Annotated element listings -
======
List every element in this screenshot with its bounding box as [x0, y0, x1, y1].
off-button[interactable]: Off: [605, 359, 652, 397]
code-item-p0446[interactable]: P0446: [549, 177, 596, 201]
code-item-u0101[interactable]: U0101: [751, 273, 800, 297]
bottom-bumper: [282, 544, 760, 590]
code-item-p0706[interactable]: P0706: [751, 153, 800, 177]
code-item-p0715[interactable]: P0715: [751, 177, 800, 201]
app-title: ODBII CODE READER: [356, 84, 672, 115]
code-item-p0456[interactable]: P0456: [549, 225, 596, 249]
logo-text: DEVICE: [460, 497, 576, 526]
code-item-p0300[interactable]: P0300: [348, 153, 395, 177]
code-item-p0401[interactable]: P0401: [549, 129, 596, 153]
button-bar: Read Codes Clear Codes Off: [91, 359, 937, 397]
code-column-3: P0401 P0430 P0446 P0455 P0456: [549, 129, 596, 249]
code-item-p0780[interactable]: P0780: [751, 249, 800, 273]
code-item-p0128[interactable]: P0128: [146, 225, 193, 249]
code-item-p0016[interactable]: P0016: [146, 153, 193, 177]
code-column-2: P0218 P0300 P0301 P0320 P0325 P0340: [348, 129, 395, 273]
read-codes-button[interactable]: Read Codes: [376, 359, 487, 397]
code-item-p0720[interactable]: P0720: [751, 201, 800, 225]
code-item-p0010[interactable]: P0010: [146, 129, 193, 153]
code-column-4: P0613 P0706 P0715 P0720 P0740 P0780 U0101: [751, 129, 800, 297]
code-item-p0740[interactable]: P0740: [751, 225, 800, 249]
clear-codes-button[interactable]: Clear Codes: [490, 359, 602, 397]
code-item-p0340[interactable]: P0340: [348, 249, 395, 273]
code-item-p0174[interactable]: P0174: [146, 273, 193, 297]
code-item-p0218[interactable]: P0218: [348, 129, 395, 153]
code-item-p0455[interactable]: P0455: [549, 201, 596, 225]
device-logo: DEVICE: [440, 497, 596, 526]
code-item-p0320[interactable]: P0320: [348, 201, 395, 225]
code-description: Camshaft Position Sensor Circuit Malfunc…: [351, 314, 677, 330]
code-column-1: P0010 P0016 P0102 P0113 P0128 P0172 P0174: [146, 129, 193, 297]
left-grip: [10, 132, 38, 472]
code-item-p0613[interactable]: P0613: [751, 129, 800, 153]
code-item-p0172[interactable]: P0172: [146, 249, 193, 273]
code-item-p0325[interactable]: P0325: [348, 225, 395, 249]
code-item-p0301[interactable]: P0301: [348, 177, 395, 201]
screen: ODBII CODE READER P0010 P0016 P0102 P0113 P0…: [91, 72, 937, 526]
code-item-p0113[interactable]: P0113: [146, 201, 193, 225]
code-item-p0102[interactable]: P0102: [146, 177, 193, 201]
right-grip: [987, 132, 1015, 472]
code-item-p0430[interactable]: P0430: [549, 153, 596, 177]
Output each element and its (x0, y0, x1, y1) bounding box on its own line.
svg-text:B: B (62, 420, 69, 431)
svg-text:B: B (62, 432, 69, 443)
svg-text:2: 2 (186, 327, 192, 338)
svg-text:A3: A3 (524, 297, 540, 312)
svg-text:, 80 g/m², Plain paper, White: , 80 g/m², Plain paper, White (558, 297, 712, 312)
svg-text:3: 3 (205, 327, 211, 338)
======
What is being asked - Copy the lines above, swapping "bounding box" for "enclosing box" everywhere it occurs and leaving all else unchanged.

Solution to this problem -
List every element in this screenshot with its enclosing box as [x0, y0, x1, y1].
off-button[interactable]: Off: [605, 359, 652, 397]
code-item-p0446[interactable]: P0446: [549, 177, 596, 201]
code-item-u0101[interactable]: U0101: [751, 273, 800, 297]
bottom-bumper: [282, 544, 760, 590]
code-item-p0706[interactable]: P0706: [751, 153, 800, 177]
code-item-p0715[interactable]: P0715: [751, 177, 800, 201]
app-title: ODBII CODE READER: [356, 84, 672, 115]
code-item-p0456[interactable]: P0456: [549, 225, 596, 249]
logo-text: DEVICE: [460, 497, 576, 526]
code-item-p0300[interactable]: P0300: [348, 153, 395, 177]
code-item-p0401[interactable]: P0401: [549, 129, 596, 153]
button-bar: Read Codes Clear Codes Off: [91, 359, 937, 397]
code-column-3: P0401 P0430 P0446 P0455 P0456: [549, 129, 596, 249]
code-item-p0780[interactable]: P0780: [751, 249, 800, 273]
code-item-p0128[interactable]: P0128: [146, 225, 193, 249]
code-item-p0016[interactable]: P0016: [146, 153, 193, 177]
code-column-2: P0218 P0300 P0301 P0320 P0325 P0340: [348, 129, 395, 273]
read-codes-button[interactable]: Read Codes: [376, 359, 487, 397]
code-item-p0720[interactable]: P0720: [751, 201, 800, 225]
code-item-p0010[interactable]: P0010: [146, 129, 193, 153]
code-column-4: P0613 P0706 P0715 P0720 P0740 P0780 U0101: [751, 129, 800, 297]
code-item-p0740[interactable]: P0740: [751, 225, 800, 249]
clear-codes-button[interactable]: Clear Codes: [490, 359, 602, 397]
code-item-p0340[interactable]: P0340: [348, 249, 395, 273]
code-item-p0174[interactable]: P0174: [146, 273, 193, 297]
code-item-p0218[interactable]: P0218: [348, 129, 395, 153]
code-item-p0455[interactable]: P0455: [549, 201, 596, 225]
device-logo: DEVICE: [440, 497, 596, 526]
code-item-p0320[interactable]: P0320: [348, 201, 395, 225]
code-description: Camshaft Position Sensor Circuit Malfunc…: [351, 314, 677, 330]
code-column-1: P0010 P0016 P0102 P0113 P0128 P0172 P0174: [146, 129, 193, 297]
left-grip: [10, 132, 38, 472]
code-item-p0613[interactable]: P0613: [751, 129, 800, 153]
code-item-p0172[interactable]: P0172: [146, 249, 193, 273]
code-item-p0325[interactable]: P0325: [348, 225, 395, 249]
code-item-p0301[interactable]: P0301: [348, 177, 395, 201]
screen: ODBII CODE READER P0010 P0016 P0102 P0113 P0…: [91, 72, 937, 526]
code-item-p0113[interactable]: P0113: [146, 201, 193, 225]
code-item-p0102[interactable]: P0102: [146, 177, 193, 201]
right-grip: [987, 132, 1015, 472]
code-item-p0430[interactable]: P0430: [549, 153, 596, 177]
Output each element and its (x0, y0, x1, y1) enclosing box on its own line.
svg-text:B: B (62, 420, 69, 431)
svg-text:B: B (62, 432, 69, 443)
svg-text:2: 2 (186, 327, 192, 338)
svg-text:A3: A3 (524, 297, 540, 312)
svg-text:, 80 g/m², Plain paper, White: , 80 g/m², Plain paper, White (558, 297, 712, 312)
svg-text:3: 3 (205, 327, 211, 338)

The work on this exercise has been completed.